=== Exercise ===
Each entry that follows must be output without any deviation.

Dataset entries
══════════
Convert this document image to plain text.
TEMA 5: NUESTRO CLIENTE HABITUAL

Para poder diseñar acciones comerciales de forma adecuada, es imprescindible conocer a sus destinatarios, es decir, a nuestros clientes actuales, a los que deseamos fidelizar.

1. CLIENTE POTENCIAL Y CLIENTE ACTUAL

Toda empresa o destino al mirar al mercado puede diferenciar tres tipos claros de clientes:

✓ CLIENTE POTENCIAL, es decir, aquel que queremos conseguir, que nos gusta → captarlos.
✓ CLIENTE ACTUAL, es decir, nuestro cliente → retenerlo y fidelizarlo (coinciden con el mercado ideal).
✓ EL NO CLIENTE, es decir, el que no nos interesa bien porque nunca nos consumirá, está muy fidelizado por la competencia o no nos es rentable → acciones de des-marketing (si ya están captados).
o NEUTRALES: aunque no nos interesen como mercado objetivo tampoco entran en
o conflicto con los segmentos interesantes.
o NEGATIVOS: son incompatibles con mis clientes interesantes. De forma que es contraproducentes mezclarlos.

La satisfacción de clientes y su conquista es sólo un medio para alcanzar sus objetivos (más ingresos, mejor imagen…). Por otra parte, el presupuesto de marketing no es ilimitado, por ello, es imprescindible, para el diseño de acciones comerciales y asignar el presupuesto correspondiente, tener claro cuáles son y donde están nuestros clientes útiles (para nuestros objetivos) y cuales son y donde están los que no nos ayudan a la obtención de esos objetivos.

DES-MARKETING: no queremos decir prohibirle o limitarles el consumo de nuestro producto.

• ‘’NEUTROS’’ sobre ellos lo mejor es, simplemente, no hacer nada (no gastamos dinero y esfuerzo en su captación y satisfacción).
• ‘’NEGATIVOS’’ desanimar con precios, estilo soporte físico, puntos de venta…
══════════
=== Exercise answer ===
Convert this document image to plain text.
TEMA 5: NUESTRO CLIENTE HABITUAL

Para poder diseñar acciones comerciales de forma adecuada, es imprescindible conocer a sus destinatarios, es decir, a nuestros clientes actuales, a los que deseamos fidelizar.

1. CLIENTE POTENCIAL Y CLIENTE ACTUAL

Toda empresa o destino al mirar al mercado puede diferenciar tres tipos claros de clientes:

✓ CLIENTE POTENCIAL, es decir, aquel que queremos conseguir, que nos gusta → captarlos.
✓ CLIENTE ACTUAL, es decir, nuestro cliente → retenerlo y fidelizarlo (coinciden con el mercado ideal).
✓ EL NO CLIENTE, es decir, el que no nos interesa bien porque nunca nos consumirá, está muy fidelizado por la competencia o no nos es rentable → acciones de des-marketing (si ya están captados).
o NEUTRALES: aunque no nos interesen como mercado objetivo tampoco entran en
o conflicto con los segmentos interesantes.
o NEGATIVOS: son incompatibles con mis clientes interesantes. De forma que es contraproducentes mezclarlos.

La satisfacción de clientes y su conquista es sólo un medio para alcanzar sus objetivos (más ingresos, mejor imagen…). Por otra parte, el presupuesto de marketing no es ilimitado, por ello, es imprescindible, para el diseño de acciones comerciales y asignar el presupuesto correspondiente, tener claro cuáles son y donde están nuestros clientes útiles (para nuestros objetivos) y cuales son y donde están los que no nos ayudan a la obtención de esos objetivos.

DES-MARKETING: no queremos decir prohibirle o limitarles el consumo de nuestro producto.

• ‘’NEUTROS’’ sobre ellos lo mejor es, simplemente, no hacer nada (no gastamos dinero y esfuerzo en su captación y satisfacción).
• ‘’NEGATIVOS’’ desanimar con precios, estilo soporte físico, puntos de venta…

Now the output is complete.